→ WRITTEN EXERCISE
Copy out all lines where "huobipro" appears.

Recorded data:
-- Begin --
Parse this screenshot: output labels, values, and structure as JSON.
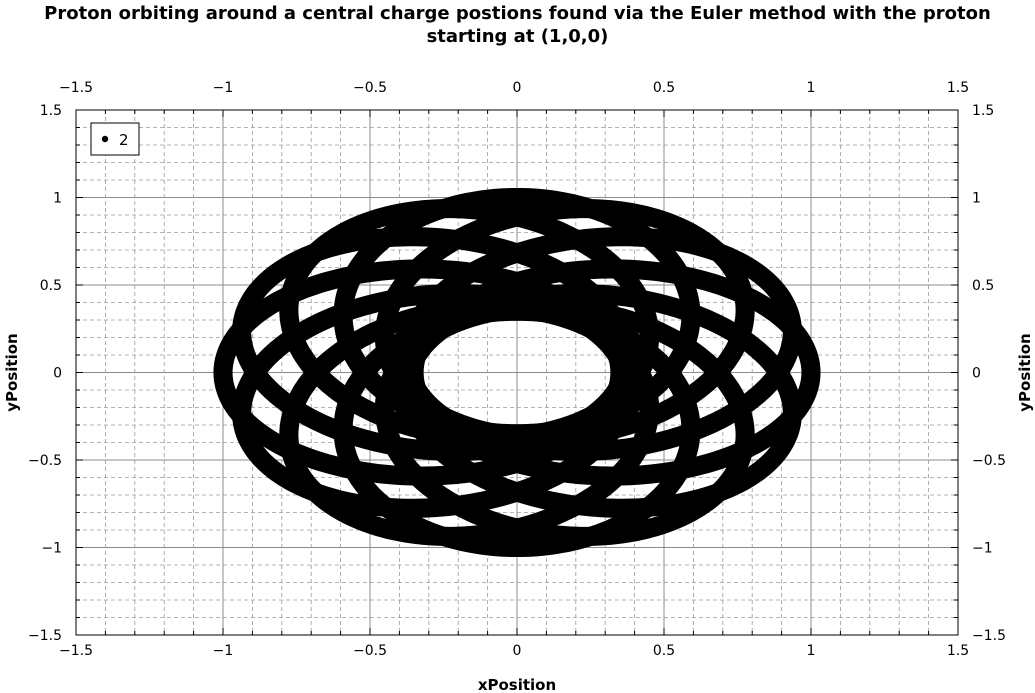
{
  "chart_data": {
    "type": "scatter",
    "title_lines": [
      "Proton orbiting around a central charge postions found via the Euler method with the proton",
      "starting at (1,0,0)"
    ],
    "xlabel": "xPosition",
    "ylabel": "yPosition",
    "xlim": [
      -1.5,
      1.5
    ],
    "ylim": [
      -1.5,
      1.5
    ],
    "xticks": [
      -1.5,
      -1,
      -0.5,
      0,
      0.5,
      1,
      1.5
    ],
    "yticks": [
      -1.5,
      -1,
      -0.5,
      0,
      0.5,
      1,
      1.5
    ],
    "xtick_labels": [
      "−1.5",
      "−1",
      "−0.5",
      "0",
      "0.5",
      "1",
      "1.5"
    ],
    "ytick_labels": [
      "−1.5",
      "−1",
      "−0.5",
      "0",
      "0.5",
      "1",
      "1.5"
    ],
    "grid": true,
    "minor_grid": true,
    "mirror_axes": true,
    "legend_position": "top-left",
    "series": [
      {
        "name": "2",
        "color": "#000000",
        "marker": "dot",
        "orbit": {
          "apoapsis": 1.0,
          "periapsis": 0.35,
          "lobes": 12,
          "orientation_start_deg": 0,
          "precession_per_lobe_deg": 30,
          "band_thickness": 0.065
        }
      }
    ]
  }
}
-- End --
-- Begin --
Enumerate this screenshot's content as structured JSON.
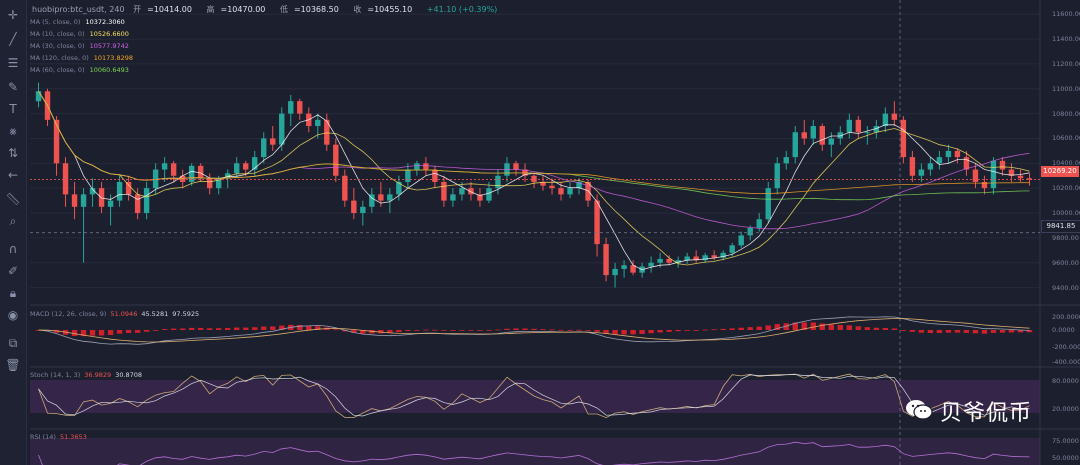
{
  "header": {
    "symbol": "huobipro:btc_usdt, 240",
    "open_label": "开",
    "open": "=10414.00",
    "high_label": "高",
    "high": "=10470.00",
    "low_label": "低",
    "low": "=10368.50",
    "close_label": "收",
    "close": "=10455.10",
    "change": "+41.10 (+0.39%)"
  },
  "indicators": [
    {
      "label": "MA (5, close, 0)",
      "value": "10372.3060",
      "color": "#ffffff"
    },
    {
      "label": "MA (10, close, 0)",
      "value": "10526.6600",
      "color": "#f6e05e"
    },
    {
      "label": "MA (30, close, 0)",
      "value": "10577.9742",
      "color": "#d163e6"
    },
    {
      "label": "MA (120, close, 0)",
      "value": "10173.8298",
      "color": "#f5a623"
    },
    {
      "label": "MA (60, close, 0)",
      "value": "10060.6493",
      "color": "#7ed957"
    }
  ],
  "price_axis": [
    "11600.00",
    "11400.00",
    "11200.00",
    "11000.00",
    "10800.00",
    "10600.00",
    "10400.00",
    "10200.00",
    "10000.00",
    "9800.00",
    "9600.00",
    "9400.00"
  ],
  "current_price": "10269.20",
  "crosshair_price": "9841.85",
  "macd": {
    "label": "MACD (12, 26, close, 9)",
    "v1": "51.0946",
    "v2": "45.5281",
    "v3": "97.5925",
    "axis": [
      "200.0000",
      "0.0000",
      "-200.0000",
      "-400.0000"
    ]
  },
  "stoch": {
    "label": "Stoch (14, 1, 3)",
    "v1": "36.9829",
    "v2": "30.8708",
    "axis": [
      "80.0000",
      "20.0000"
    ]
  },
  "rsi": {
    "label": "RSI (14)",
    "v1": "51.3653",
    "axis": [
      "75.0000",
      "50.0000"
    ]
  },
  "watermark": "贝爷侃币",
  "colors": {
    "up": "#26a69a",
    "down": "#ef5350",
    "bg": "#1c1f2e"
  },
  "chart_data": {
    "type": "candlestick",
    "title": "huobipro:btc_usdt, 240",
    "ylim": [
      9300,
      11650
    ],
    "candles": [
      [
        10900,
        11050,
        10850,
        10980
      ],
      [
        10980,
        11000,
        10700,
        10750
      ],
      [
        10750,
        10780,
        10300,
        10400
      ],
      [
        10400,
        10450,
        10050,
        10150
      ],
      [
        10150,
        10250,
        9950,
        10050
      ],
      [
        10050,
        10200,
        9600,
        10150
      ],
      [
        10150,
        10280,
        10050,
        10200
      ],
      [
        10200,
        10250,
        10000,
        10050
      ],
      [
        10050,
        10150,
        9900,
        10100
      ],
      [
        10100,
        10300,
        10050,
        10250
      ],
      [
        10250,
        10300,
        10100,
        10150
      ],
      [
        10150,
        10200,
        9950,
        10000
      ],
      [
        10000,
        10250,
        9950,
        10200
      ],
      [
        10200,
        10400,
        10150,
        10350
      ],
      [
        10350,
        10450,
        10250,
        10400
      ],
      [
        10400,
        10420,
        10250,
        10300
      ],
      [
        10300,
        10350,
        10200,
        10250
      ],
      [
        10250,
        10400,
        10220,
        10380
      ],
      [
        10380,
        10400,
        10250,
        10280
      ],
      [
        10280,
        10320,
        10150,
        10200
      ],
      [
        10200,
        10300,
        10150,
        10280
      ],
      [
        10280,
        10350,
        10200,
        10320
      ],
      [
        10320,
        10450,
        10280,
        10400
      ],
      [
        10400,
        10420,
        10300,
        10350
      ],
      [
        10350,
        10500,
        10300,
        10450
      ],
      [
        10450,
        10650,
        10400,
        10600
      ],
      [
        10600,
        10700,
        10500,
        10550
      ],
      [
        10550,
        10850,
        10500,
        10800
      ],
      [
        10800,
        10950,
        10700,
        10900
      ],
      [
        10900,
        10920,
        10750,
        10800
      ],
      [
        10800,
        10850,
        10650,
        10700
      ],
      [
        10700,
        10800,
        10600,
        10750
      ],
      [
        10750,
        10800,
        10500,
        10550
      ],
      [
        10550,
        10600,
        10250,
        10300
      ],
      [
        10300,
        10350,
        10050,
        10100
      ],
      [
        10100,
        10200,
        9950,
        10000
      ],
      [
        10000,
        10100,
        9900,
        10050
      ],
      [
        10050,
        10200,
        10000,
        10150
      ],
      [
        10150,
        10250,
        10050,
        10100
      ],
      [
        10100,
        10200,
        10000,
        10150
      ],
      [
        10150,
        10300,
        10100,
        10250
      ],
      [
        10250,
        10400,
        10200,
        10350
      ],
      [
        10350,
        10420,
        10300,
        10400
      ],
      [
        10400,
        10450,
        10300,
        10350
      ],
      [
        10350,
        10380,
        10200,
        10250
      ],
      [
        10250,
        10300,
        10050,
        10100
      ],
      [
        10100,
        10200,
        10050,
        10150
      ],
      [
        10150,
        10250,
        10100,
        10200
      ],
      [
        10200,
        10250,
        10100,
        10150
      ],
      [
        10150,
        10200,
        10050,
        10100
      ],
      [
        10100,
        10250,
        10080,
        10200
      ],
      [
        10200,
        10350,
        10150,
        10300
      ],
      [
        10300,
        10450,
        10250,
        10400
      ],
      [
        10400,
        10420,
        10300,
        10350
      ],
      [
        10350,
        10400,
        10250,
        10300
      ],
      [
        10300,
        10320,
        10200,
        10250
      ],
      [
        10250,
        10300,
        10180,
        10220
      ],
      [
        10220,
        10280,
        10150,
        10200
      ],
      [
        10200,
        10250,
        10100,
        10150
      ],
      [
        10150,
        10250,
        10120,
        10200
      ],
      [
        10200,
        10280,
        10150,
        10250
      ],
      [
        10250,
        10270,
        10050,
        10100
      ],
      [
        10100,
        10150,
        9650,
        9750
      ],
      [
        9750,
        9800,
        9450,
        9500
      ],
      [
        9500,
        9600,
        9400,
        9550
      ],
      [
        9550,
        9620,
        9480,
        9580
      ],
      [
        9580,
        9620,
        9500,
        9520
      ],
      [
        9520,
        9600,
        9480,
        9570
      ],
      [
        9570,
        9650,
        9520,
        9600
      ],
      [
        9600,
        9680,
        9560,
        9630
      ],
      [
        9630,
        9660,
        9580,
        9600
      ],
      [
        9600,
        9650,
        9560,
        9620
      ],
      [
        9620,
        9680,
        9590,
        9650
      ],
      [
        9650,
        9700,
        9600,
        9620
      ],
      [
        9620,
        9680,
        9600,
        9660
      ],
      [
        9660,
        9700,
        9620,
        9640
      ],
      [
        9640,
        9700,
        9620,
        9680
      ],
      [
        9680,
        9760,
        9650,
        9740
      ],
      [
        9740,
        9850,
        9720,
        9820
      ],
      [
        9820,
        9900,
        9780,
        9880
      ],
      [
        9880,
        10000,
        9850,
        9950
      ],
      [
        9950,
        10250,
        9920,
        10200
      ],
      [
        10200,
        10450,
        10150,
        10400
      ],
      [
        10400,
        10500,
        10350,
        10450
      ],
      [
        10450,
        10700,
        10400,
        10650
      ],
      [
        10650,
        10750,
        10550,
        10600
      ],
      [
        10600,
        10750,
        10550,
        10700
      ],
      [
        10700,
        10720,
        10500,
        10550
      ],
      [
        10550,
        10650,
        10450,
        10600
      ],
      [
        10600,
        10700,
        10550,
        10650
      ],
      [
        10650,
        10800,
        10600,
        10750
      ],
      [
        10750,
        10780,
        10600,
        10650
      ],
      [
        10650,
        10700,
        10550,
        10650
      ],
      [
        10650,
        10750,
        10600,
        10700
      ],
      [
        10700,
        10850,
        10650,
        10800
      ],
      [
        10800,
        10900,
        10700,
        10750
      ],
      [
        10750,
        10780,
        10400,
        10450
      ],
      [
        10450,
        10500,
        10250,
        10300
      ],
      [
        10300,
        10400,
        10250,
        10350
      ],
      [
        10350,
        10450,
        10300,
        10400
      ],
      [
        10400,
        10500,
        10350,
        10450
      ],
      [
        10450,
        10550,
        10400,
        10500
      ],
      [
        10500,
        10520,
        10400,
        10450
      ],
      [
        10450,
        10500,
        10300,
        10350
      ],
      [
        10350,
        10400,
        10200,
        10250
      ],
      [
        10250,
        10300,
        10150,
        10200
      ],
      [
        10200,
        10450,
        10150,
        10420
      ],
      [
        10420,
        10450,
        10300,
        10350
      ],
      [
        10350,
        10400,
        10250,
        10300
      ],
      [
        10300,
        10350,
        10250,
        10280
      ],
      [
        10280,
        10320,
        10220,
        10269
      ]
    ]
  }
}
-- End --
-- Begin --
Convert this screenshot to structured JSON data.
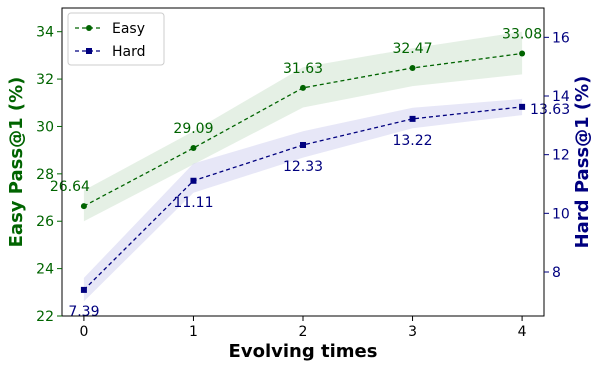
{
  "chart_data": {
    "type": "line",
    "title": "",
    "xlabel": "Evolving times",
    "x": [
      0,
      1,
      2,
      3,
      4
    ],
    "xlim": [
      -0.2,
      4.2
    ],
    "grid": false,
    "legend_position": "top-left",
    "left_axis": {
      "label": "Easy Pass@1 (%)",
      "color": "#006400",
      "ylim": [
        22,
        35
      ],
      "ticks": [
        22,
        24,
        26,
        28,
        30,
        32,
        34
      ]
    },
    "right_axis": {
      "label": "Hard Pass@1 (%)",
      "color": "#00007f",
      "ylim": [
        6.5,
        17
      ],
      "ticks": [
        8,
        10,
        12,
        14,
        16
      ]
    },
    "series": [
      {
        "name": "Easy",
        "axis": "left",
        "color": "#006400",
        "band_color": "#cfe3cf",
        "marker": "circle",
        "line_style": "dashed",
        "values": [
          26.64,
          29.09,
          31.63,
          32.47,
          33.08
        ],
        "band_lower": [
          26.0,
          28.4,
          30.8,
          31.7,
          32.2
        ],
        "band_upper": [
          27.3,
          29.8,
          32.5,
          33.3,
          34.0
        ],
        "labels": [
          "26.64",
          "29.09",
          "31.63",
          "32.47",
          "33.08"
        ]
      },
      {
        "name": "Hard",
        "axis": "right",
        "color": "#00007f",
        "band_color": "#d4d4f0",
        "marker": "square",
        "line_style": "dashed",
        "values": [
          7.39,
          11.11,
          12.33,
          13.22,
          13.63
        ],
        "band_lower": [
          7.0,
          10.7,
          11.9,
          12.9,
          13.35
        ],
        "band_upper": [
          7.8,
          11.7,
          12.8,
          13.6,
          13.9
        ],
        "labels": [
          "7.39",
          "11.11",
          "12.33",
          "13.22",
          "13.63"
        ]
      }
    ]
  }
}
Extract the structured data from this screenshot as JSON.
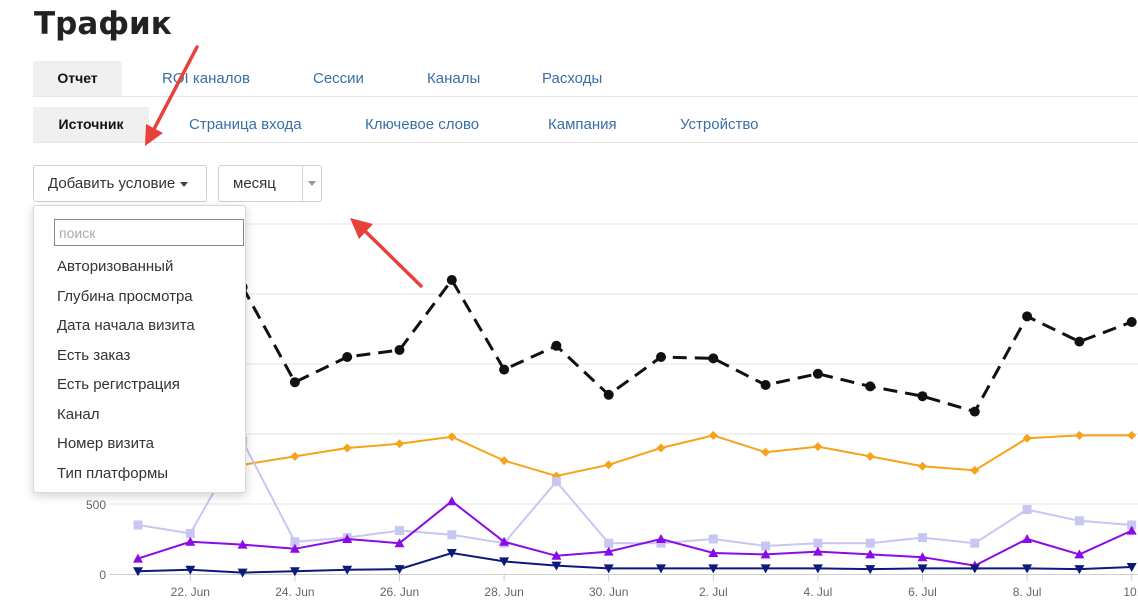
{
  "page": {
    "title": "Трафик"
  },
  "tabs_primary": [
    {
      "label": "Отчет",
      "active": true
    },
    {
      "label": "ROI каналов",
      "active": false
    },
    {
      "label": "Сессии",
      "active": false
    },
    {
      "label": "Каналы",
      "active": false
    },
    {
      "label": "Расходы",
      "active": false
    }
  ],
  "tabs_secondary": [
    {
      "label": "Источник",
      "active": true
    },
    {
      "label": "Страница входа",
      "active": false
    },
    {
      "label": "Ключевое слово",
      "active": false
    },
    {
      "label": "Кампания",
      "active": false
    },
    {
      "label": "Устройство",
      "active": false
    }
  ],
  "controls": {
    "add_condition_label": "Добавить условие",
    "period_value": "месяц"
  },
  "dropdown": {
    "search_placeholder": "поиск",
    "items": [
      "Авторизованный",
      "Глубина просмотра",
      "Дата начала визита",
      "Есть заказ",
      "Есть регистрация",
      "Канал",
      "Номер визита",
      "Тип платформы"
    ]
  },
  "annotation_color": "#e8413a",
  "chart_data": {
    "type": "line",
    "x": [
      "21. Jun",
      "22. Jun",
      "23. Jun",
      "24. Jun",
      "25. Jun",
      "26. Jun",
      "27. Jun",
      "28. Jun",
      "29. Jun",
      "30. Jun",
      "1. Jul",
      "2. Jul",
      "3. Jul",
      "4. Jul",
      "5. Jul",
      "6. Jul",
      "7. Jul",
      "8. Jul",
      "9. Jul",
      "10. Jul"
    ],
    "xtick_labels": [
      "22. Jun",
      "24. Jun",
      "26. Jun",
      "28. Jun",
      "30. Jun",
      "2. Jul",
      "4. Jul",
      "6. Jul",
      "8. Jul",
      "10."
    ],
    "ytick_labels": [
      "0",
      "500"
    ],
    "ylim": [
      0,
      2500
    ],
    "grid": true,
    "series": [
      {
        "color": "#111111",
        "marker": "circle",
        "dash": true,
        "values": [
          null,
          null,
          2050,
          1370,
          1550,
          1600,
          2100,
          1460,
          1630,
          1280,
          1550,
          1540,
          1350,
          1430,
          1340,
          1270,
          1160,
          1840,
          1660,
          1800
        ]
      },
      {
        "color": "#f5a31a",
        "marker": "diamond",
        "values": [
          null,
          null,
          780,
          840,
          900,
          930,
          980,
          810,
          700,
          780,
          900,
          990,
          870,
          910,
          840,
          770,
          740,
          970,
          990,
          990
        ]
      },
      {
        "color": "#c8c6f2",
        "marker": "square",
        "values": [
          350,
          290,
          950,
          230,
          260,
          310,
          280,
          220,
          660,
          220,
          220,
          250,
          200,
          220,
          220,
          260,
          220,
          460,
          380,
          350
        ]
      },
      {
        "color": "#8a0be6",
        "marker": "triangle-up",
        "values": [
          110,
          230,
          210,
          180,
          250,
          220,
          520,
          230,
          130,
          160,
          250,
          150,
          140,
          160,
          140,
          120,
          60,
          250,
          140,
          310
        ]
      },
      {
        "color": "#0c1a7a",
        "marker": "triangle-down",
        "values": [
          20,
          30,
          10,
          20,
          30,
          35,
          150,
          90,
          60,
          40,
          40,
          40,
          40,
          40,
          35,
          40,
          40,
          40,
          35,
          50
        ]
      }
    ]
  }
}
-- End --
→ CORRECT RESPONSE
    "symbol": "huobipro:btc_usdt, 240",
    "title": "huobipro:btc_usdt, 240",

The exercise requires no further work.